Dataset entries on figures
————————

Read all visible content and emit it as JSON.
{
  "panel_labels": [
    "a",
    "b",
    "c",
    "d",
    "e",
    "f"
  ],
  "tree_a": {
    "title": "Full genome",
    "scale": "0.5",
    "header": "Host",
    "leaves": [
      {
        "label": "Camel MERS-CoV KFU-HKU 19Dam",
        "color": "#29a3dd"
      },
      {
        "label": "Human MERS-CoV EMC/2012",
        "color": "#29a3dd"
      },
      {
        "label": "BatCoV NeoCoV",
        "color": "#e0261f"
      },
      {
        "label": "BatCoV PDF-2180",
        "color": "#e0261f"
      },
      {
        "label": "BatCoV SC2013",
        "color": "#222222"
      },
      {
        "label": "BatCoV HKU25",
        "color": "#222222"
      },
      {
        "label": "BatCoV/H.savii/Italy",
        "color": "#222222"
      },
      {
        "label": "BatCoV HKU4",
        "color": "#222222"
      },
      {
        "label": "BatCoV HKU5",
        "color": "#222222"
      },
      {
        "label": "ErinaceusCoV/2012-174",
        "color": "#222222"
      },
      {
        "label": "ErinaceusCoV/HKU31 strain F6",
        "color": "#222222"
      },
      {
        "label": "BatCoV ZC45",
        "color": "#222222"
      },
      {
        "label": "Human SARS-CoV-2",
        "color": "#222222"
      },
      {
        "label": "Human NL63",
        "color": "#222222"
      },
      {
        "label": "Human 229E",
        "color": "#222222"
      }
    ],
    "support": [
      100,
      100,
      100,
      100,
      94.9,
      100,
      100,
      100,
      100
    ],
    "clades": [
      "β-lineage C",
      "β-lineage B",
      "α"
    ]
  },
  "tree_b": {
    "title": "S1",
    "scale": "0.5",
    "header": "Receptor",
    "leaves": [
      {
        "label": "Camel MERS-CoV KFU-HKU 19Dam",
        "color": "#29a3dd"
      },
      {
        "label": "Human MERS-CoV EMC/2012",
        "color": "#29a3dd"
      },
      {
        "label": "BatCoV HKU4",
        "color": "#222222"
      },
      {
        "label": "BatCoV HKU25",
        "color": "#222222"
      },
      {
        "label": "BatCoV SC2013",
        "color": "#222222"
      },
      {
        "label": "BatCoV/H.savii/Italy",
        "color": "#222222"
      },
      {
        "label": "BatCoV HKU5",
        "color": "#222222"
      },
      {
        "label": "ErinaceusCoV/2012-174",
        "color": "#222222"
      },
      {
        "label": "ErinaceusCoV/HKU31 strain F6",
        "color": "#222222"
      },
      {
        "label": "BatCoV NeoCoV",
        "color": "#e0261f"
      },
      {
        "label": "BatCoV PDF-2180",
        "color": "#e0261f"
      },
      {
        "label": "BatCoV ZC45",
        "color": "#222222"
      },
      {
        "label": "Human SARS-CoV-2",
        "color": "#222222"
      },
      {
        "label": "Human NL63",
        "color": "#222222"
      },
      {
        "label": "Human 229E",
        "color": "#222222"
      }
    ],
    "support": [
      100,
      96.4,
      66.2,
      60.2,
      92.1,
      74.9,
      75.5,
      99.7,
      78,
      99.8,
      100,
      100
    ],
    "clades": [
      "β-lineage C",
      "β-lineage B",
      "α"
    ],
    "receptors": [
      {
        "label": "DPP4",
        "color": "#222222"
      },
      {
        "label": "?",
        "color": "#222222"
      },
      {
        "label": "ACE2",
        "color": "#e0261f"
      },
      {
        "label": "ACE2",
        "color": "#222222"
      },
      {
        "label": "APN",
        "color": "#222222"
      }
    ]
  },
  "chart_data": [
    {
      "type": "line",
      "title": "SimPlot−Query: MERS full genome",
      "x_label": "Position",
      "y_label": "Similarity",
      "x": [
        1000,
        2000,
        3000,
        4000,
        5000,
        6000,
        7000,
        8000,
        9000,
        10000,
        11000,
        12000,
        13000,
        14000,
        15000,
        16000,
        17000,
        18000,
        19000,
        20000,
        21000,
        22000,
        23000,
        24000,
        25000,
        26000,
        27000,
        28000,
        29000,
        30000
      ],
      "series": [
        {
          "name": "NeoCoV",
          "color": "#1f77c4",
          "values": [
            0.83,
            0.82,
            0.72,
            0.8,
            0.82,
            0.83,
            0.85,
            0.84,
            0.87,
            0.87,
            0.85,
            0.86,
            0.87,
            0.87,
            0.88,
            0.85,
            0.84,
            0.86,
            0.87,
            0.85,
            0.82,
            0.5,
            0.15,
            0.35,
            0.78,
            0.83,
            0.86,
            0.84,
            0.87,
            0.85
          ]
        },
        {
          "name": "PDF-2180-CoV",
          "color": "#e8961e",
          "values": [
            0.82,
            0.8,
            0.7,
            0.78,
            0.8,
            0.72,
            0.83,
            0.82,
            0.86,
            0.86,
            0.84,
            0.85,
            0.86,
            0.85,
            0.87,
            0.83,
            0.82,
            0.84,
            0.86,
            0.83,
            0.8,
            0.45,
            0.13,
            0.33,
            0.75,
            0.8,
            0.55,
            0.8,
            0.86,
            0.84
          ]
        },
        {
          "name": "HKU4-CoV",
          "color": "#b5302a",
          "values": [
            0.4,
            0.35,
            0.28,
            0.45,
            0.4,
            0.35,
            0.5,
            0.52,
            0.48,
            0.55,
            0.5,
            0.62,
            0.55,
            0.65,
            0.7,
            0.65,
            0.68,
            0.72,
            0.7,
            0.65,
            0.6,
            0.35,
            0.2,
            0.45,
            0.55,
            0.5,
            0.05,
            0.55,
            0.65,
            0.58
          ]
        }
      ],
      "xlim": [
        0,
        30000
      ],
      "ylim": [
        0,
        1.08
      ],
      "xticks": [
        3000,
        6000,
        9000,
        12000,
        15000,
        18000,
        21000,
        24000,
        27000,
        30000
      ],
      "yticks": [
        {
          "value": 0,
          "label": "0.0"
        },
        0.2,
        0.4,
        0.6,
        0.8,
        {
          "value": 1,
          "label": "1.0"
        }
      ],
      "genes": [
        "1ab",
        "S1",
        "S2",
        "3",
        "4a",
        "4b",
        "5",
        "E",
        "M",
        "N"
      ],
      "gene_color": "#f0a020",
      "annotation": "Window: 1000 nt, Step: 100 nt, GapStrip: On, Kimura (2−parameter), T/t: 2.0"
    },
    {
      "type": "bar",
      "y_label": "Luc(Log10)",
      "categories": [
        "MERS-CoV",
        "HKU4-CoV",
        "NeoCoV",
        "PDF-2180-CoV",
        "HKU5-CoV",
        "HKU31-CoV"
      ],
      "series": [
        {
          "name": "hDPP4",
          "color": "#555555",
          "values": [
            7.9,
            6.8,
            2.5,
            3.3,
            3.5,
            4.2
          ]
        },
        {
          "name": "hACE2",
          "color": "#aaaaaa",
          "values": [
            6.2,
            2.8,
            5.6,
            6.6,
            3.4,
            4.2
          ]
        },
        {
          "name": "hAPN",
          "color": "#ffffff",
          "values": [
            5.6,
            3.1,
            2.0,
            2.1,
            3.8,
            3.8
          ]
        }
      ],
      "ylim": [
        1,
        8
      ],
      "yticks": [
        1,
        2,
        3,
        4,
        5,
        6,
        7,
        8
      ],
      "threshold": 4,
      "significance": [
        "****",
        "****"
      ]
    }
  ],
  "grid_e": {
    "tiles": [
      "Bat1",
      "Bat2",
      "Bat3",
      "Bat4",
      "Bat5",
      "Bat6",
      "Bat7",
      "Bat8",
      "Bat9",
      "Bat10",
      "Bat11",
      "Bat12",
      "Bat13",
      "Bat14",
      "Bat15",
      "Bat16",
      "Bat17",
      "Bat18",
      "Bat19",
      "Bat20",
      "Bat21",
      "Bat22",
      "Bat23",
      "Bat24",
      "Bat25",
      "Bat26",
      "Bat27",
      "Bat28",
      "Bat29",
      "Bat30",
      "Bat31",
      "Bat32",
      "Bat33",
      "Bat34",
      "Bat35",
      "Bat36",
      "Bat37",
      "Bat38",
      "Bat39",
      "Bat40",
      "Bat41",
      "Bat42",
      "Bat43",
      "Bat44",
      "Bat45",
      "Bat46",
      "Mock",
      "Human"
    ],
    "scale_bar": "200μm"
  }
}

————————

WORK ITEM: If a line in the records above holds the string "genome", copy it.

COMPLETED TASK:
    "title": "Full genome",
      "title": "SimPlot−Query: MERS full genome",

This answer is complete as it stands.